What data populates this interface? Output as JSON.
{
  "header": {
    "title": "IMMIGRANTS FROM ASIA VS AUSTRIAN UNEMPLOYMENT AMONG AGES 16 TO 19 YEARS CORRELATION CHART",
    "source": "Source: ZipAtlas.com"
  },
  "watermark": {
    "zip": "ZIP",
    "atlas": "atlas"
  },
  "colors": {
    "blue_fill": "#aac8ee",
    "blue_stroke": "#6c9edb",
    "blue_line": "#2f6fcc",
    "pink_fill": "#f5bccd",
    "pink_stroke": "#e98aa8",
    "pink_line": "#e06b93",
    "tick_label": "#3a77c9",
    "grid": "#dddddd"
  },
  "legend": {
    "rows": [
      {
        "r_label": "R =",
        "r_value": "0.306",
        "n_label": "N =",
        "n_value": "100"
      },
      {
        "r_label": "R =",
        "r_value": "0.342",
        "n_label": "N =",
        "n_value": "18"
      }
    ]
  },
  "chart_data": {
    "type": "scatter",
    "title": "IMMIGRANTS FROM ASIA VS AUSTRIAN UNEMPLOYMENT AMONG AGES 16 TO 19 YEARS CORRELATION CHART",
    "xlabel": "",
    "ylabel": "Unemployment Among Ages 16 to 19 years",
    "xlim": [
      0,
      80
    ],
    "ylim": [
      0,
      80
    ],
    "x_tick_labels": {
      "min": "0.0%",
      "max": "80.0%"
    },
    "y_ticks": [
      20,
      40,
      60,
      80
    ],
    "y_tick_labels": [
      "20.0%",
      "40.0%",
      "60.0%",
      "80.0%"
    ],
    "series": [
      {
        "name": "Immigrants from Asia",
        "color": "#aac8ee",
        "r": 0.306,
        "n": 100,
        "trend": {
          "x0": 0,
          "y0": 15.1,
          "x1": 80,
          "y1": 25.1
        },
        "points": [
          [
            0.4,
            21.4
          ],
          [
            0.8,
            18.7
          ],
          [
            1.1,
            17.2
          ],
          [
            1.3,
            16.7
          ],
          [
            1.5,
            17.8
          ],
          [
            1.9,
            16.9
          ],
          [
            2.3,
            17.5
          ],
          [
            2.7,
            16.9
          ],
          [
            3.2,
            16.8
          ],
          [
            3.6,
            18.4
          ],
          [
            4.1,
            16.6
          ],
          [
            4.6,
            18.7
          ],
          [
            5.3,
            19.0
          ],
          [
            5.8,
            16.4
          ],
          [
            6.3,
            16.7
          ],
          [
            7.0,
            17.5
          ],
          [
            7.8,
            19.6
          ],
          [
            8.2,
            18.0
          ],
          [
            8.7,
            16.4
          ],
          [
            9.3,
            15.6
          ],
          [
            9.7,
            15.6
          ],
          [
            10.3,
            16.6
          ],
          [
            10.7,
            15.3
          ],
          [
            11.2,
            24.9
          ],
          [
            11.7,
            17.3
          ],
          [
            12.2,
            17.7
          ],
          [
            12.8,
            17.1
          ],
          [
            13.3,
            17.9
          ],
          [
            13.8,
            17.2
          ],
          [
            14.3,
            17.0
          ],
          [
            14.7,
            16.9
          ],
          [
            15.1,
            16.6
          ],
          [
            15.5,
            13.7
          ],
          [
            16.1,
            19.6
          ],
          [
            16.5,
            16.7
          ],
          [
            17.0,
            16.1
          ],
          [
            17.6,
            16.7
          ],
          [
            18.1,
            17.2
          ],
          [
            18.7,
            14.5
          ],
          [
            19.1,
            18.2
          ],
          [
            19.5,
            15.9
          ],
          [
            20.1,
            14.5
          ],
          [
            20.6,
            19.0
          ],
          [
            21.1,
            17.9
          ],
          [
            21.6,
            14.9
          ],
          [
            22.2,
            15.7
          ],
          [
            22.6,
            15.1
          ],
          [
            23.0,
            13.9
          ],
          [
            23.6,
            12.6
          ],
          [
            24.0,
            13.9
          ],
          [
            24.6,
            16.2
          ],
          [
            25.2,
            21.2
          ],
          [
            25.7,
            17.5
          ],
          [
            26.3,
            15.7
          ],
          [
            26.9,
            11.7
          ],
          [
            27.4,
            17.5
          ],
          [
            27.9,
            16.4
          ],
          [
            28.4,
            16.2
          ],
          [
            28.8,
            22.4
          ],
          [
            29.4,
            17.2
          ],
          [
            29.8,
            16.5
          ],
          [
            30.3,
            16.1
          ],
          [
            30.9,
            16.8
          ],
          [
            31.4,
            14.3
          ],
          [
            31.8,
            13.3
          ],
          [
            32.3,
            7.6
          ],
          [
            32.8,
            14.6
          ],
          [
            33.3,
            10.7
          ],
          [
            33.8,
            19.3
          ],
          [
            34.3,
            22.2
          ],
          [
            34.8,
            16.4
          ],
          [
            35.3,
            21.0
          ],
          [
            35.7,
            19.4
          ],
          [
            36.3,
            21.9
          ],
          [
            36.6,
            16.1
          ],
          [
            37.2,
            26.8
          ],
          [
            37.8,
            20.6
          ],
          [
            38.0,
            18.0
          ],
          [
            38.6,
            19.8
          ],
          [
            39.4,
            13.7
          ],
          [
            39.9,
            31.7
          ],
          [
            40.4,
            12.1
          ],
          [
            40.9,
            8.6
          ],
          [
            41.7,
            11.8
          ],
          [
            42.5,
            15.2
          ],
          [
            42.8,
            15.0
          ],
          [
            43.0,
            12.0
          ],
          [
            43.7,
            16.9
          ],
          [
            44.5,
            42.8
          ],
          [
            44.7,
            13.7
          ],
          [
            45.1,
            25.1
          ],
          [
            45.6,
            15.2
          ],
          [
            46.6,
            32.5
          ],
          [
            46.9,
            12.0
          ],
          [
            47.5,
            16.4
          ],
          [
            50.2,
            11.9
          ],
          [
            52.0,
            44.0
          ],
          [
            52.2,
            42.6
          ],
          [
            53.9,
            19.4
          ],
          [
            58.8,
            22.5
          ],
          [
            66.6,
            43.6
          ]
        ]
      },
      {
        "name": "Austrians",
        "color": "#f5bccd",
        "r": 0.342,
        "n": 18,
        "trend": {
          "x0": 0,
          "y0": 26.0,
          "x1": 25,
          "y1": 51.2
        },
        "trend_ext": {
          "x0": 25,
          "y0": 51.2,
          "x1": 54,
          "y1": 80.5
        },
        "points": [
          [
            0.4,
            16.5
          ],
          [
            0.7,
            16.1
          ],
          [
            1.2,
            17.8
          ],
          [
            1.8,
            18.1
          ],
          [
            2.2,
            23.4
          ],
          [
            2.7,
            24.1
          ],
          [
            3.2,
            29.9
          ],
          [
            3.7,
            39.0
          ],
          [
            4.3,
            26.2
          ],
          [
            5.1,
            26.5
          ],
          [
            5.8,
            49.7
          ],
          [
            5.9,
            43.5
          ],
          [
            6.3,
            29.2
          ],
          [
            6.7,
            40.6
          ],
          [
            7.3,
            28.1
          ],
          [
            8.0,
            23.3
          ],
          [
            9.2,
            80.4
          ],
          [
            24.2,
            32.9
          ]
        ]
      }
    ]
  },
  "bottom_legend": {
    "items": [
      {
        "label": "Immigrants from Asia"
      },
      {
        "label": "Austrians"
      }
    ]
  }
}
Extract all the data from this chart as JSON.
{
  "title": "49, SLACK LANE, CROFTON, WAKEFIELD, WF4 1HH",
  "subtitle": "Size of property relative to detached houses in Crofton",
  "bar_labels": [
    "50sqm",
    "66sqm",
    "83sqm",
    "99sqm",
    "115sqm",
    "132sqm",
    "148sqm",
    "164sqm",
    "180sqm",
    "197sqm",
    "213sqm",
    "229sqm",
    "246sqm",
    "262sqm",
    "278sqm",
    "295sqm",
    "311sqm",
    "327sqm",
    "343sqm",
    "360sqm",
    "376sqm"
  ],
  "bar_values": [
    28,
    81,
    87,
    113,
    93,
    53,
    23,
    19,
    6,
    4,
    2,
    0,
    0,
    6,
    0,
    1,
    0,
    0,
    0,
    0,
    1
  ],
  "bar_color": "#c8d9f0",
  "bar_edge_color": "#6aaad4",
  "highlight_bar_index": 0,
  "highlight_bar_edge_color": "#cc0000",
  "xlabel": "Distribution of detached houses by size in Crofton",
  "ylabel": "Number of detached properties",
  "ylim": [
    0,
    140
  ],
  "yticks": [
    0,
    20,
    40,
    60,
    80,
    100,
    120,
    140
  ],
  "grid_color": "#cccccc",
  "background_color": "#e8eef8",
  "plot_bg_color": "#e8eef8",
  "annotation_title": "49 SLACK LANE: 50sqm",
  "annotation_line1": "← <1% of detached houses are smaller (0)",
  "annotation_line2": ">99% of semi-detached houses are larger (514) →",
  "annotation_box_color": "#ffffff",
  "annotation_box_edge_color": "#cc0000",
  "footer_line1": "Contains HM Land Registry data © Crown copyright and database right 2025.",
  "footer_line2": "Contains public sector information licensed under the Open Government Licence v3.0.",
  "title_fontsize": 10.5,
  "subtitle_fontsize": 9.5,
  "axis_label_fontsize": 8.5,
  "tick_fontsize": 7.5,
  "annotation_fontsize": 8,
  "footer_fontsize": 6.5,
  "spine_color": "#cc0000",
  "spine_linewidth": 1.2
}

◇ ◇ ◇ ◇ ◇ ◇ ◇

* _REQUIRED WORK_:
A single figure is required: the number of lines above in which the word "ylabel" occurs.

* _ANSWER TO THIS PROBLEM_:
2